-- begin Records for processing --
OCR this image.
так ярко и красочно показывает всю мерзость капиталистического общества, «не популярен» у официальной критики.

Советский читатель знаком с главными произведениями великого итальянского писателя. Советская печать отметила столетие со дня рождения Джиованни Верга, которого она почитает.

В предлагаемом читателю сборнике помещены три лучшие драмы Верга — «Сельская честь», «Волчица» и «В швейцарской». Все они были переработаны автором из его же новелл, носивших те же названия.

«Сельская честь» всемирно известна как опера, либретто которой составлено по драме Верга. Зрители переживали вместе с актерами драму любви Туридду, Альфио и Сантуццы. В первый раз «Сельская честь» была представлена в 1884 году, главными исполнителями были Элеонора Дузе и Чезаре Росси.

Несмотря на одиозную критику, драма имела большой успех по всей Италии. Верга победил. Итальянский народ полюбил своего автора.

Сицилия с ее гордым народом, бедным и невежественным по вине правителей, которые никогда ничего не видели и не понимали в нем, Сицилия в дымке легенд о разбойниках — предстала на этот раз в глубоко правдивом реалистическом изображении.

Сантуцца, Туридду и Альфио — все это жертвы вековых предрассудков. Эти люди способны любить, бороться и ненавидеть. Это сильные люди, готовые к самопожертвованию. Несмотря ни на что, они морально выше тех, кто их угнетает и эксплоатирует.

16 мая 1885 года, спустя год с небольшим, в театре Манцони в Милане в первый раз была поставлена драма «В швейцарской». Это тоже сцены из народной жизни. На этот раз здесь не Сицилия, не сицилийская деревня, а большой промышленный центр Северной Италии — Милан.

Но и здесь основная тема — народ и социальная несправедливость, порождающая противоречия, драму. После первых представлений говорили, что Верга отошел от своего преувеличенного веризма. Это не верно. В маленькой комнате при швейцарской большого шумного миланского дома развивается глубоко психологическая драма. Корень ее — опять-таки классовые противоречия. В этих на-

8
-- end Records for processing --
=== Required task ===
Please reproduce every line of the material word for word.

=== Solved problem ===
OCR this image.
так ярко и красочно показывает всю мерзость капиталистического общества, «не популярен» у официальной критики.

Советский читатель знаком с главными произведениями великого итальянского писателя. Советская печать отметила столетие со дня рождения Джиованни Верга, которого она почитает.

В предлагаемом читателю сборнике помещены три лучшие драмы Верга — «Сельская честь», «Волчица» и «В швейцарской». Все они были переработаны автором из его же новелл, носивших те же названия.

«Сельская честь» всемирно известна как опера, либретто которой составлено по драме Верга. Зрители переживали вместе с актерами драму любви Туридду, Альфио и Сантуццы. В первый раз «Сельская честь» была представлена в 1884 году, главными исполнителями были Элеонора Дузе и Чезаре Росси.

Несмотря на одиозную критику, драма имела большой успех по всей Италии. Верга победил. Итальянский народ полюбил своего автора.

Сицилия с ее гордым народом, бедным и невежественным по вине правителей, которые никогда ничего не видели и не понимали в нем, Сицилия в дымке легенд о разбойниках — предстала на этот раз в глубоко правдивом реалистическом изображении.

Сантуцца, Туридду и Альфио — все это жертвы вековых предрассудков. Эти люди способны любить, бороться и ненавидеть. Это сильные люди, готовые к самопожертвованию. Несмотря ни на что, они морально выше тех, кто их угнетает и эксплоатирует.

16 мая 1885 года, спустя год с небольшим, в театре Манцони в Милане в первый раз была поставлена драма «В швейцарской». Это тоже сцены из народной жизни. На этот раз здесь не Сицилия, не сицилийская деревня, а большой промышленный центр Северной Италии — Милан.

Но и здесь основная тема — народ и социальная несправедливость, порождающая противоречия, драму. После первых представлений говорили, что Верга отошел от своего преувеличенного веризма. Это не верно. В маленькой комнате при швейцарской большого шумного миланского дома развивается глубоко психологическая драма. Корень ее — опять-таки классовые противоречия. В этих на-

8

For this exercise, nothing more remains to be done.